Required work: Repeat the entries that follow verbatim, without any of their pictures.

-- START Data listing --

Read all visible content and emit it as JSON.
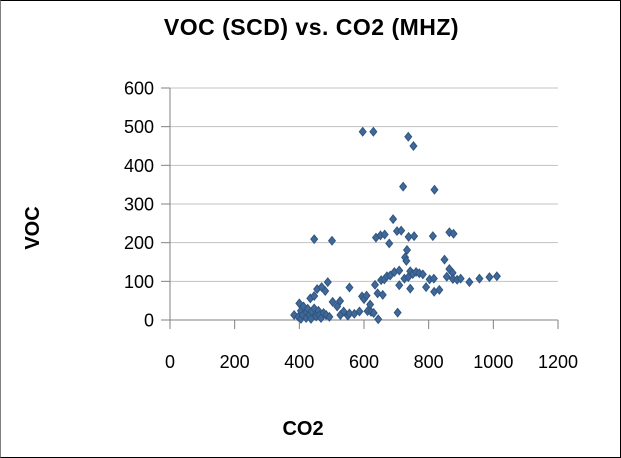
{
  "window": {
    "background": "#ffffff",
    "border_color": "#000000"
  },
  "chart_data": {
    "type": "scatter",
    "title": "VOC (SCD) vs. CO2 (MHZ)",
    "xlabel": "CO2",
    "ylabel": "VOC",
    "xlim": [
      0,
      1200
    ],
    "ylim": [
      0,
      600
    ],
    "x_ticks": [
      0,
      200,
      400,
      600,
      800,
      1000,
      1200
    ],
    "y_ticks": [
      0,
      100,
      200,
      300,
      400,
      500,
      600
    ],
    "grid": "horizontal",
    "legend": "none",
    "marker": {
      "shape": "diamond",
      "fill": "#3E699B",
      "stroke": "#32557F",
      "width": 6.8,
      "height": 8.4
    },
    "colors": {
      "gridline": "#C3C3C3",
      "axis": "#808080",
      "text": "#000000"
    },
    "points": [
      [
        384,
        13
      ],
      [
        397,
        8
      ],
      [
        400,
        43
      ],
      [
        405,
        24
      ],
      [
        405,
        3
      ],
      [
        410,
        13
      ],
      [
        413,
        35
      ],
      [
        421,
        20
      ],
      [
        421,
        5
      ],
      [
        426,
        29
      ],
      [
        431,
        13
      ],
      [
        434,
        56
      ],
      [
        436,
        3
      ],
      [
        438,
        22
      ],
      [
        446,
        62
      ],
      [
        446,
        30
      ],
      [
        446,
        209
      ],
      [
        452,
        15
      ],
      [
        452,
        9
      ],
      [
        455,
        80
      ],
      [
        459,
        24
      ],
      [
        462,
        12
      ],
      [
        467,
        5
      ],
      [
        469,
        85
      ],
      [
        475,
        18
      ],
      [
        480,
        75
      ],
      [
        483,
        13
      ],
      [
        488,
        98
      ],
      [
        493,
        8
      ],
      [
        501,
        205
      ],
      [
        503,
        47
      ],
      [
        517,
        35
      ],
      [
        526,
        49
      ],
      [
        527,
        13
      ],
      [
        537,
        22
      ],
      [
        550,
        11
      ],
      [
        555,
        84
      ],
      [
        555,
        17
      ],
      [
        570,
        16
      ],
      [
        586,
        22
      ],
      [
        594,
        61
      ],
      [
        596,
        487
      ],
      [
        600,
        54
      ],
      [
        608,
        63
      ],
      [
        611,
        23
      ],
      [
        619,
        40
      ],
      [
        622,
        21
      ],
      [
        629,
        487
      ],
      [
        630,
        18
      ],
      [
        634,
        91
      ],
      [
        637,
        213
      ],
      [
        642,
        69
      ],
      [
        644,
        2
      ],
      [
        651,
        219
      ],
      [
        653,
        103
      ],
      [
        658,
        65
      ],
      [
        663,
        105
      ],
      [
        664,
        221
      ],
      [
        671,
        113
      ],
      [
        678,
        198
      ],
      [
        681,
        115
      ],
      [
        690,
        261
      ],
      [
        694,
        124
      ],
      [
        702,
        230
      ],
      [
        704,
        19
      ],
      [
        709,
        128
      ],
      [
        709,
        90
      ],
      [
        715,
        231
      ],
      [
        721,
        345
      ],
      [
        725,
        107
      ],
      [
        727,
        162
      ],
      [
        731,
        153
      ],
      [
        733,
        181
      ],
      [
        737,
        474
      ],
      [
        737,
        111
      ],
      [
        738,
        215
      ],
      [
        743,
        126
      ],
      [
        743,
        81
      ],
      [
        751,
        119
      ],
      [
        753,
        450
      ],
      [
        755,
        217
      ],
      [
        761,
        124
      ],
      [
        771,
        121
      ],
      [
        782,
        118
      ],
      [
        792,
        85
      ],
      [
        803,
        105
      ],
      [
        813,
        217
      ],
      [
        816,
        107
      ],
      [
        817,
        73
      ],
      [
        818,
        337
      ],
      [
        833,
        78
      ],
      [
        849,
        156
      ],
      [
        856,
        112
      ],
      [
        864,
        227
      ],
      [
        864,
        132
      ],
      [
        874,
        122
      ],
      [
        875,
        106
      ],
      [
        877,
        223
      ],
      [
        888,
        104
      ],
      [
        899,
        107
      ],
      [
        926,
        98
      ],
      [
        957,
        107
      ],
      [
        988,
        111
      ],
      [
        1011,
        113
      ]
    ]
  }
}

-- END Data listing --

Final answer:
Read all visible content and emit it as JSON.
{
  "window": {
    "background": "#ffffff",
    "border_color": "#000000"
  },
  "chart_data": {
    "type": "scatter",
    "title": "VOC (SCD) vs. CO2 (MHZ)",
    "xlabel": "CO2",
    "ylabel": "VOC",
    "xlim": [
      0,
      1200
    ],
    "ylim": [
      0,
      600
    ],
    "x_ticks": [
      0,
      200,
      400,
      600,
      800,
      1000,
      1200
    ],
    "y_ticks": [
      0,
      100,
      200,
      300,
      400,
      500,
      600
    ],
    "grid": "horizontal",
    "legend": "none",
    "marker": {
      "shape": "diamond",
      "fill": "#3E699B",
      "stroke": "#32557F",
      "width": 6.8,
      "height": 8.4
    },
    "colors": {
      "gridline": "#C3C3C3",
      "axis": "#808080",
      "text": "#000000"
    },
    "points": [
      [
        384,
        13
      ],
      [
        397,
        8
      ],
      [
        400,
        43
      ],
      [
        405,
        24
      ],
      [
        405,
        3
      ],
      [
        410,
        13
      ],
      [
        413,
        35
      ],
      [
        421,
        20
      ],
      [
        421,
        5
      ],
      [
        426,
        29
      ],
      [
        431,
        13
      ],
      [
        434,
        56
      ],
      [
        436,
        3
      ],
      [
        438,
        22
      ],
      [
        446,
        62
      ],
      [
        446,
        30
      ],
      [
        446,
        209
      ],
      [
        452,
        15
      ],
      [
        452,
        9
      ],
      [
        455,
        80
      ],
      [
        459,
        24
      ],
      [
        462,
        12
      ],
      [
        467,
        5
      ],
      [
        469,
        85
      ],
      [
        475,
        18
      ],
      [
        480,
        75
      ],
      [
        483,
        13
      ],
      [
        488,
        98
      ],
      [
        493,
        8
      ],
      [
        501,
        205
      ],
      [
        503,
        47
      ],
      [
        517,
        35
      ],
      [
        526,
        49
      ],
      [
        527,
        13
      ],
      [
        537,
        22
      ],
      [
        550,
        11
      ],
      [
        555,
        84
      ],
      [
        555,
        17
      ],
      [
        570,
        16
      ],
      [
        586,
        22
      ],
      [
        594,
        61
      ],
      [
        596,
        487
      ],
      [
        600,
        54
      ],
      [
        608,
        63
      ],
      [
        611,
        23
      ],
      [
        619,
        40
      ],
      [
        622,
        21
      ],
      [
        629,
        487
      ],
      [
        630,
        18
      ],
      [
        634,
        91
      ],
      [
        637,
        213
      ],
      [
        642,
        69
      ],
      [
        644,
        2
      ],
      [
        651,
        219
      ],
      [
        653,
        103
      ],
      [
        658,
        65
      ],
      [
        663,
        105
      ],
      [
        664,
        221
      ],
      [
        671,
        113
      ],
      [
        678,
        198
      ],
      [
        681,
        115
      ],
      [
        690,
        261
      ],
      [
        694,
        124
      ],
      [
        702,
        230
      ],
      [
        704,
        19
      ],
      [
        709,
        128
      ],
      [
        709,
        90
      ],
      [
        715,
        231
      ],
      [
        721,
        345
      ],
      [
        725,
        107
      ],
      [
        727,
        162
      ],
      [
        731,
        153
      ],
      [
        733,
        181
      ],
      [
        737,
        474
      ],
      [
        737,
        111
      ],
      [
        738,
        215
      ],
      [
        743,
        126
      ],
      [
        743,
        81
      ],
      [
        751,
        119
      ],
      [
        753,
        450
      ],
      [
        755,
        217
      ],
      [
        761,
        124
      ],
      [
        771,
        121
      ],
      [
        782,
        118
      ],
      [
        792,
        85
      ],
      [
        803,
        105
      ],
      [
        813,
        217
      ],
      [
        816,
        107
      ],
      [
        817,
        73
      ],
      [
        818,
        337
      ],
      [
        833,
        78
      ],
      [
        849,
        156
      ],
      [
        856,
        112
      ],
      [
        864,
        227
      ],
      [
        864,
        132
      ],
      [
        874,
        122
      ],
      [
        875,
        106
      ],
      [
        877,
        223
      ],
      [
        888,
        104
      ],
      [
        899,
        107
      ],
      [
        926,
        98
      ],
      [
        957,
        107
      ],
      [
        988,
        111
      ],
      [
        1011,
        113
      ]
    ]
  }
}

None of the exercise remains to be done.